## BEGIN Material for this task

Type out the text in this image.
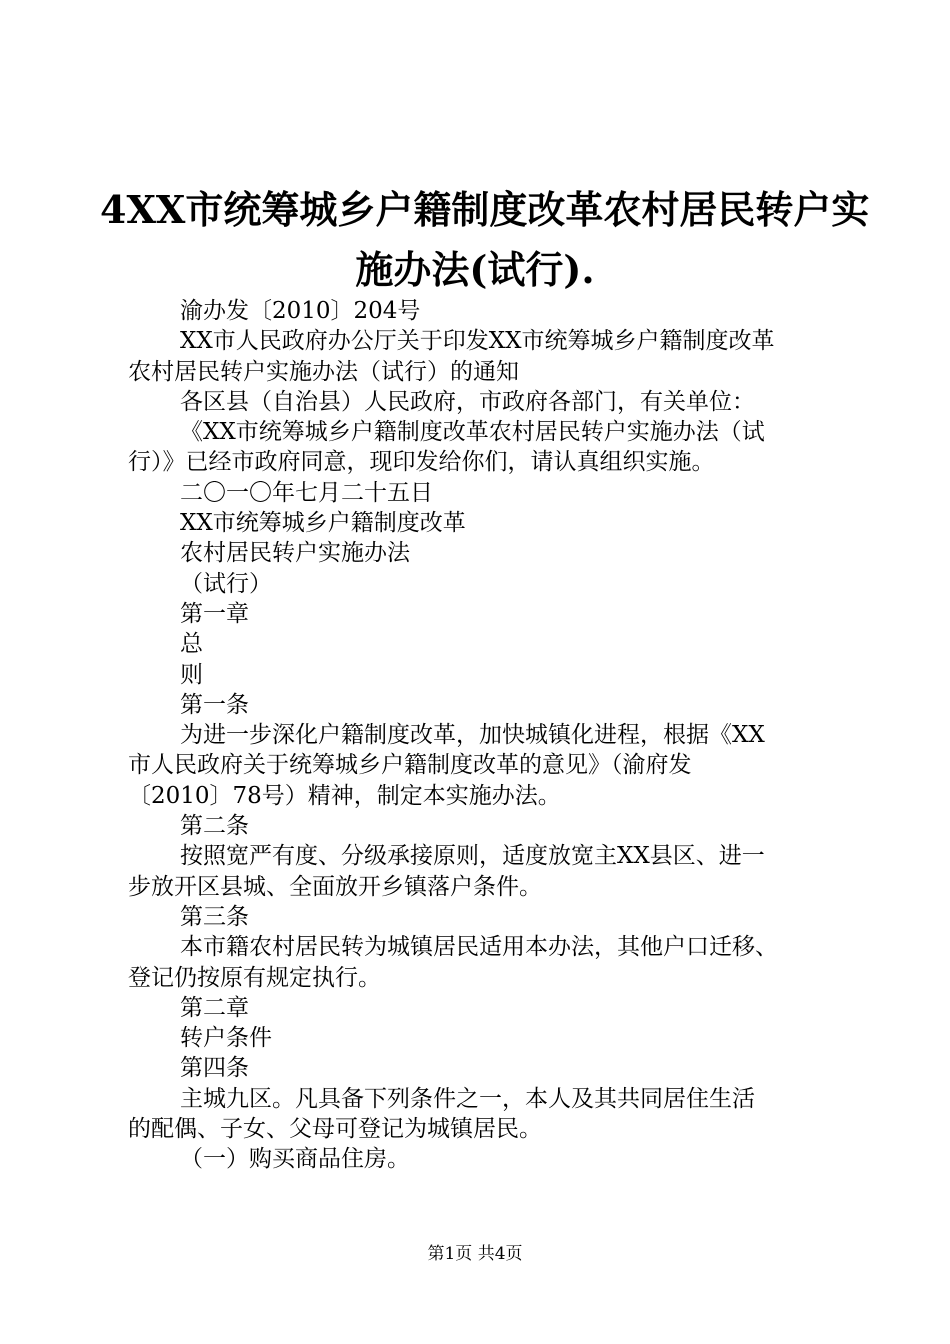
4XX市统筹城乡户籍制度改革农村居民转户实
施办法(试行).
渝办发〔2010〕204号
XX市人民政府办公厅关于印发XX市统筹城乡户籍制度改革
农村居民转户实施办法（试行）的通知
各区县（自治县）人民政府，市政府各部门，有关单位：
《XX市统筹城乡户籍制度改革农村居民转户实施办法（试
行）》已经市政府同意，现印发给你们，请认真组织实施。
二〇一〇年七月二十五日
XX市统筹城乡户籍制度改革
农村居民转户实施办法
（试行）
第一章
总
则
第一条
为进一步深化户籍制度改革，加快城镇化进程，根据《XX
市人民政府关于统筹城乡户籍制度改革的意见》（渝府发
〔2010〕78号）精神，制定本实施办法。
第二条
按照宽严有度、分级承接原则，适度放宽主XX县区、进一
步放开区县城、全面放开乡镇落户条件。
第三条
本市籍农村居民转为城镇居民适用本办法，其他户口迁移、
登记仍按原有规定执行。
第二章
转户条件
第四条
主城九区。凡具备下列条件之一，本人及其共同居住生活
的配偶、子女、父母可登记为城镇居民。
（一）购买商品住房。
第1页 共4页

## END Material for this task

#### What you should do
Each record above is to be restated exactly, with its pictures removed from the copy.

#### Expected answer
Type out the text in this image.
4XX市统筹城乡户籍制度改革农村居民转户实
施办法(试行).
渝办发〔2010〕204号
XX市人民政府办公厅关于印发XX市统筹城乡户籍制度改革
农村居民转户实施办法（试行）的通知
各区县（自治县）人民政府，市政府各部门，有关单位：
《XX市统筹城乡户籍制度改革农村居民转户实施办法（试
行）》已经市政府同意，现印发给你们，请认真组织实施。
二〇一〇年七月二十五日
XX市统筹城乡户籍制度改革
农村居民转户实施办法
（试行）
第一章
总
则
第一条
为进一步深化户籍制度改革，加快城镇化进程，根据《XX
市人民政府关于统筹城乡户籍制度改革的意见》（渝府发
〔2010〕78号）精神，制定本实施办法。
第二条
按照宽严有度、分级承接原则，适度放宽主XX县区、进一
步放开区县城、全面放开乡镇落户条件。
第三条
本市籍农村居民转为城镇居民适用本办法，其他户口迁移、
登记仍按原有规定执行。
第二章
转户条件
第四条
主城九区。凡具备下列条件之一，本人及其共同居住生活
的配偶、子女、父母可登记为城镇居民。
（一）购买商品住房。
第1页 共4页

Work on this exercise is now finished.